◆ **YOUR INSTRUCTIONS**
Provide the number of lines containing the word "Neue", and nothing else.

-- Start INFORMATION SUPPLIED --

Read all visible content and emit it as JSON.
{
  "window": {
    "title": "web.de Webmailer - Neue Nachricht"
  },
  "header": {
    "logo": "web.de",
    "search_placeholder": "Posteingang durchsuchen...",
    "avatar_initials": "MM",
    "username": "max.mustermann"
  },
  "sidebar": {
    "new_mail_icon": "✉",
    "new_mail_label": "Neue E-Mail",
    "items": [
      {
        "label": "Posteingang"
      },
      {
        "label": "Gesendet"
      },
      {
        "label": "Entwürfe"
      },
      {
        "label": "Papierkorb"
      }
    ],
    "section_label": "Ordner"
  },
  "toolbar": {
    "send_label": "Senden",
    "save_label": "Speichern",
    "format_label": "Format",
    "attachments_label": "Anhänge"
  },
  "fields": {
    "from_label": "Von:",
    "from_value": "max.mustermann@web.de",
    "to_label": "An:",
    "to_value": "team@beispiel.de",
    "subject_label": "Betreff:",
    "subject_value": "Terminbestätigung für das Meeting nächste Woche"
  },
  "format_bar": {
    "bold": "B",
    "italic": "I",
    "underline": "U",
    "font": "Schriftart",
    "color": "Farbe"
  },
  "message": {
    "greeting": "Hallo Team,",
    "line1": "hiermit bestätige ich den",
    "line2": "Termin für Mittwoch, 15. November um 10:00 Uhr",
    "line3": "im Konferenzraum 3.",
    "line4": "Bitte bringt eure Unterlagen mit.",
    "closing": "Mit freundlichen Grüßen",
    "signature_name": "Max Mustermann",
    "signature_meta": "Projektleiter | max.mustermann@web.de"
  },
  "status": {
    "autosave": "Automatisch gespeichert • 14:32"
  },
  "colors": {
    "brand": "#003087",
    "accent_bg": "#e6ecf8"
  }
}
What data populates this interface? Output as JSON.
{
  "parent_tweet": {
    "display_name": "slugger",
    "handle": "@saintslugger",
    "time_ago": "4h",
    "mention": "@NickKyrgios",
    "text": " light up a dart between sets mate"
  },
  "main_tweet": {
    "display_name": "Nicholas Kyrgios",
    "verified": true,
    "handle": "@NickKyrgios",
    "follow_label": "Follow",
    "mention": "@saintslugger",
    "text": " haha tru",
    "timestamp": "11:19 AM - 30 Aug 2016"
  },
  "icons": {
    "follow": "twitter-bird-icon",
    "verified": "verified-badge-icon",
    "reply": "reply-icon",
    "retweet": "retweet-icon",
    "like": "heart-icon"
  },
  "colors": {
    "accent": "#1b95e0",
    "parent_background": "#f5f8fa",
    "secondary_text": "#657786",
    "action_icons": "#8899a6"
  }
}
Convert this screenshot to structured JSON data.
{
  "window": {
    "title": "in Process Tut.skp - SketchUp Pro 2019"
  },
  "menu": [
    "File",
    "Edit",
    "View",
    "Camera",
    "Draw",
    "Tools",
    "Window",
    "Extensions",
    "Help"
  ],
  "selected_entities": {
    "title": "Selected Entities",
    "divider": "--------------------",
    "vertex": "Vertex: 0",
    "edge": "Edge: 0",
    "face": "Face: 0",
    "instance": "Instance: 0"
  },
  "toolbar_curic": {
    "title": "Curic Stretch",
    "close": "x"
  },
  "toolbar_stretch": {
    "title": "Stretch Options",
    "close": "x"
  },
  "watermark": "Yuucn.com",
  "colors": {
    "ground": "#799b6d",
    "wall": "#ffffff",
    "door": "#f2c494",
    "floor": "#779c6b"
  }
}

-- End INFORMATION SUPPLIED --

◆ **SOLUTION TO THE EXERCISE**
2